__Records provided__:
╭──

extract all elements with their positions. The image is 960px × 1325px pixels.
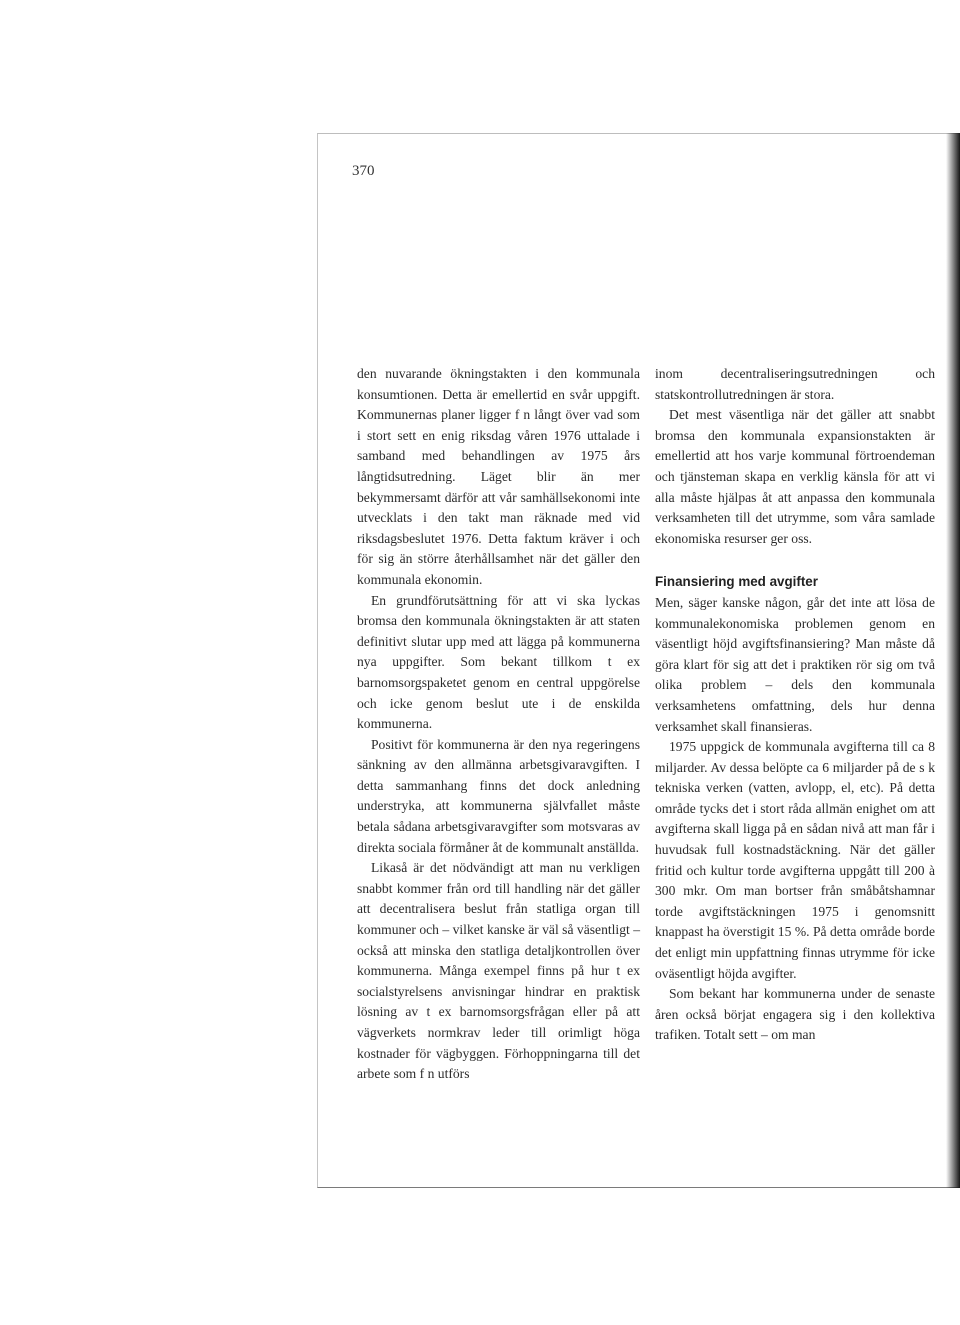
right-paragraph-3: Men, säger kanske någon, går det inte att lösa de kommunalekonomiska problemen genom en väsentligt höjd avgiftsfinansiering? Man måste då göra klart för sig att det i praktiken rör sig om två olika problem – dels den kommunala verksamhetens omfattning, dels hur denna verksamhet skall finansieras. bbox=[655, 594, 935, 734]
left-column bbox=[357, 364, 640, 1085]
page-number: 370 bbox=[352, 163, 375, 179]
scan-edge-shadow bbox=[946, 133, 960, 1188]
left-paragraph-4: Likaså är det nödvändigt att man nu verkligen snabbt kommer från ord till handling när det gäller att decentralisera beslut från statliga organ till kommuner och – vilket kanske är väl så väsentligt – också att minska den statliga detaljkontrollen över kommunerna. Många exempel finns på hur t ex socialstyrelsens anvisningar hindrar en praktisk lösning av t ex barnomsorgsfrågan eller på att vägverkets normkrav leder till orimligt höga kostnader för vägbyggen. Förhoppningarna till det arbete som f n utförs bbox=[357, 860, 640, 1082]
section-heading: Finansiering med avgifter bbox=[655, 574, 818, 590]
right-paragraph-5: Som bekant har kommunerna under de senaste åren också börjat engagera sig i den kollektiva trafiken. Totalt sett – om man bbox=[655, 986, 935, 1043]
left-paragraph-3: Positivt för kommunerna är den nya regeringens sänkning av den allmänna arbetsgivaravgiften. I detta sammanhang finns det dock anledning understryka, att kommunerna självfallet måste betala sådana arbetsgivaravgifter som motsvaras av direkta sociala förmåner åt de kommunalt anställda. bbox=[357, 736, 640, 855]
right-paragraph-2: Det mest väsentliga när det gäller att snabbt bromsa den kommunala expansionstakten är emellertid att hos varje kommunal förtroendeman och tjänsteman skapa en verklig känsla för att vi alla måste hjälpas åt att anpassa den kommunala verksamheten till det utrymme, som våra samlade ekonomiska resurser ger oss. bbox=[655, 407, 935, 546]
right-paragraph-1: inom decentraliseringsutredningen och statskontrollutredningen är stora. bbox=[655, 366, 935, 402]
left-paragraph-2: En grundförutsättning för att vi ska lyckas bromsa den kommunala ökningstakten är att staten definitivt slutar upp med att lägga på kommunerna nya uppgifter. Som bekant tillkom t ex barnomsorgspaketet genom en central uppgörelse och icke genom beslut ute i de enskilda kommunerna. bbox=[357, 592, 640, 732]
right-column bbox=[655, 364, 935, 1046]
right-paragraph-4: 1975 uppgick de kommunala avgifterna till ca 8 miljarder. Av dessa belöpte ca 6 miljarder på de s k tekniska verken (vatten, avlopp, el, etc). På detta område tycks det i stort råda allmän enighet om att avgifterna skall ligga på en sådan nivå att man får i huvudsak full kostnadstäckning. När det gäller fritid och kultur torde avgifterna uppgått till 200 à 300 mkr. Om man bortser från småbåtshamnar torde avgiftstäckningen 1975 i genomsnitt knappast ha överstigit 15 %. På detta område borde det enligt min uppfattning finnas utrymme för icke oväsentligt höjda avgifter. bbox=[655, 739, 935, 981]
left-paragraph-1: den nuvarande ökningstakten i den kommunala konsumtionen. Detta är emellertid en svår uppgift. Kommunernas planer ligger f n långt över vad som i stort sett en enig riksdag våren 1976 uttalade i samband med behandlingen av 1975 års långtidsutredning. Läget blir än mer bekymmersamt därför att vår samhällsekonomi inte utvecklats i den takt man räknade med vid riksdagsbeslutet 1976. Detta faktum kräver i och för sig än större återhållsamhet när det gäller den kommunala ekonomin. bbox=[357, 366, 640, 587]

╰──

__Task__: All lines of the listing must be given again exactly, excluding the pictures.

__Written answer__:
extract all elements with their positions. The image is 960px × 1325px pixels.
right-paragraph-3: Men, säger kanske någon, går det inte att lösa de kommunalekonomiska problemen genom en väsentligt höjd avgiftsfinansiering? Man måste då göra klart för sig att det i praktiken rör sig om två olika problem – dels den kommunala verksamhetens omfattning, dels hur denna verksamhet skall finansieras. bbox=[655, 594, 935, 734]
left-column bbox=[357, 364, 640, 1085]
page-number: 370 bbox=[352, 163, 375, 179]
scan-edge-shadow bbox=[946, 133, 960, 1188]
left-paragraph-4: Likaså är det nödvändigt att man nu verkligen snabbt kommer från ord till handling när det gäller att decentralisera beslut från statliga organ till kommuner och – vilket kanske är väl så väsentligt – också att minska den statliga detaljkontrollen över kommunerna. Många exempel finns på hur t ex socialstyrelsens anvisningar hindrar en praktisk lösning av t ex barnomsorgsfrågan eller på att vägverkets normkrav leder till orimligt höga kostnader för vägbyggen. Förhoppningarna till det arbete som f n utförs bbox=[357, 860, 640, 1082]
section-heading: Finansiering med avgifter bbox=[655, 574, 818, 590]
right-paragraph-5: Som bekant har kommunerna under de senaste åren också börjat engagera sig i den kollektiva trafiken. Totalt sett – om man bbox=[655, 986, 935, 1043]
left-paragraph-3: Positivt för kommunerna är den nya regeringens sänkning av den allmänna arbetsgivaravgiften. I detta sammanhang finns det dock anledning understryka, att kommunerna självfallet måste betala sådana arbetsgivaravgifter som motsvaras av direkta sociala förmåner åt de kommunalt anställda. bbox=[357, 736, 640, 855]
right-paragraph-2: Det mest väsentliga när det gäller att snabbt bromsa den kommunala expansionstakten är emellertid att hos varje kommunal förtroendeman och tjänsteman skapa en verklig känsla för att vi alla måste hjälpas åt att anpassa den kommunala verksamheten till det utrymme, som våra samlade ekonomiska resurser ger oss. bbox=[655, 407, 935, 546]
right-paragraph-1: inom decentraliseringsutredningen och statskontrollutredningen är stora. bbox=[655, 366, 935, 402]
left-paragraph-2: En grundförutsättning för att vi ska lyckas bromsa den kommunala ökningstakten är att staten definitivt slutar upp med att lägga på kommunerna nya uppgifter. Som bekant tillkom t ex barnomsorgspaketet genom en central uppgörelse och icke genom beslut ute i de enskilda kommunerna. bbox=[357, 592, 640, 732]
right-column bbox=[655, 364, 935, 1046]
right-paragraph-4: 1975 uppgick de kommunala avgifterna till ca 8 miljarder. Av dessa belöpte ca 6 miljarder på de s k tekniska verken (vatten, avlopp, el, etc). På detta område tycks det i stort råda allmän enighet om att avgifterna skall ligga på en sådan nivå att man får i huvudsak full kostnadstäckning. När det gäller fritid och kultur torde avgifterna uppgått till 200 à 300 mkr. Om man bortser från småbåtshamnar torde avgiftstäckningen 1975 i genomsnitt knappast ha överstigit 15 %. På detta område borde det enligt min uppfattning finnas utrymme för icke oväsentligt höjda avgifter. bbox=[655, 739, 935, 981]
left-paragraph-1: den nuvarande ökningstakten i den kommunala konsumtionen. Detta är emellertid en svår uppgift. Kommunernas planer ligger f n långt över vad som i stort sett en enig riksdag våren 1976 uttalade i samband med behandlingen av 1975 års långtidsutredning. Läget blir än mer bekymmersamt därför att vår samhällsekonomi inte utvecklats i den takt man räknade med vid riksdagsbeslutet 1976. Detta faktum kräver i och för sig än större återhållsamhet när det gäller den kommunala ekonomin. bbox=[357, 366, 640, 587]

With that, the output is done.